[Collected data entries]
....
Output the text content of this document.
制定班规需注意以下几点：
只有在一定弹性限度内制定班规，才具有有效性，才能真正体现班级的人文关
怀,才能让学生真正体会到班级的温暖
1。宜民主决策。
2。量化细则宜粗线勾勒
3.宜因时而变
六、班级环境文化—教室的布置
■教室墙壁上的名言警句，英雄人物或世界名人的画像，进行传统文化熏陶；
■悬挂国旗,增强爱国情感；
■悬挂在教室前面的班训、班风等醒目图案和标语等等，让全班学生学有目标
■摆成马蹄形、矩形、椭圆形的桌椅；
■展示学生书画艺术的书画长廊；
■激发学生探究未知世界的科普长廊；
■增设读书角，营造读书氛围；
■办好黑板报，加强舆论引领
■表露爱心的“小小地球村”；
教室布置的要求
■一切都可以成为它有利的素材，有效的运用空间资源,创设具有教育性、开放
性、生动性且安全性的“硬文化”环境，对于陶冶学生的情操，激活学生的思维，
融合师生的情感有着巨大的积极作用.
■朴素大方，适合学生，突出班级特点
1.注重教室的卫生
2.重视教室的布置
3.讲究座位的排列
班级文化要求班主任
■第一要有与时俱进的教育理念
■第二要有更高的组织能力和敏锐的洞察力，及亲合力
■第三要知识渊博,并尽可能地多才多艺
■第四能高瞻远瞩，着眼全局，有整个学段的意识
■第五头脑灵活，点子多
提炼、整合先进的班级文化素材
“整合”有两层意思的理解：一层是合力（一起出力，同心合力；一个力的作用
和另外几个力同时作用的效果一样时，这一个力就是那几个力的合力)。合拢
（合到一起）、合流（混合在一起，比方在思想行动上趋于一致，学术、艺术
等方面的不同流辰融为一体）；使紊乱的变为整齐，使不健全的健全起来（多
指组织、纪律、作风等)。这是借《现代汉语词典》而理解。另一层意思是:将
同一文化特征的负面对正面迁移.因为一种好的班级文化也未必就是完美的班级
....
Copy all the lines, exactly.

Output the text content of this document.
制定班规需注意以下几点：
只有在一定弹性限度内制定班规，才具有有效性，才能真正体现班级的人文关
怀,才能让学生真正体会到班级的温暖
1。宜民主决策。
2。量化细则宜粗线勾勒
3.宜因时而变
六、班级环境文化—教室的布置
■教室墙壁上的名言警句，英雄人物或世界名人的画像，进行传统文化熏陶；
■悬挂国旗,增强爱国情感；
■悬挂在教室前面的班训、班风等醒目图案和标语等等，让全班学生学有目标
■摆成马蹄形、矩形、椭圆形的桌椅；
■展示学生书画艺术的书画长廊；
■激发学生探究未知世界的科普长廊；
■增设读书角，营造读书氛围；
■办好黑板报，加强舆论引领
■表露爱心的“小小地球村”；
教室布置的要求
■一切都可以成为它有利的素材，有效的运用空间资源,创设具有教育性、开放
性、生动性且安全性的“硬文化”环境，对于陶冶学生的情操，激活学生的思维，
融合师生的情感有着巨大的积极作用.
■朴素大方，适合学生，突出班级特点
1.注重教室的卫生
2.重视教室的布置
3.讲究座位的排列
班级文化要求班主任
■第一要有与时俱进的教育理念
■第二要有更高的组织能力和敏锐的洞察力，及亲合力
■第三要知识渊博,并尽可能地多才多艺
■第四能高瞻远瞩，着眼全局，有整个学段的意识
■第五头脑灵活，点子多
提炼、整合先进的班级文化素材
“整合”有两层意思的理解：一层是合力（一起出力，同心合力；一个力的作用
和另外几个力同时作用的效果一样时，这一个力就是那几个力的合力)。合拢
（合到一起）、合流（混合在一起，比方在思想行动上趋于一致，学术、艺术
等方面的不同流辰融为一体）；使紊乱的变为整齐，使不健全的健全起来（多
指组织、纪律、作风等)。这是借《现代汉语词典》而理解。另一层意思是:将
同一文化特征的负面对正面迁移.因为一种好的班级文化也未必就是完美的班级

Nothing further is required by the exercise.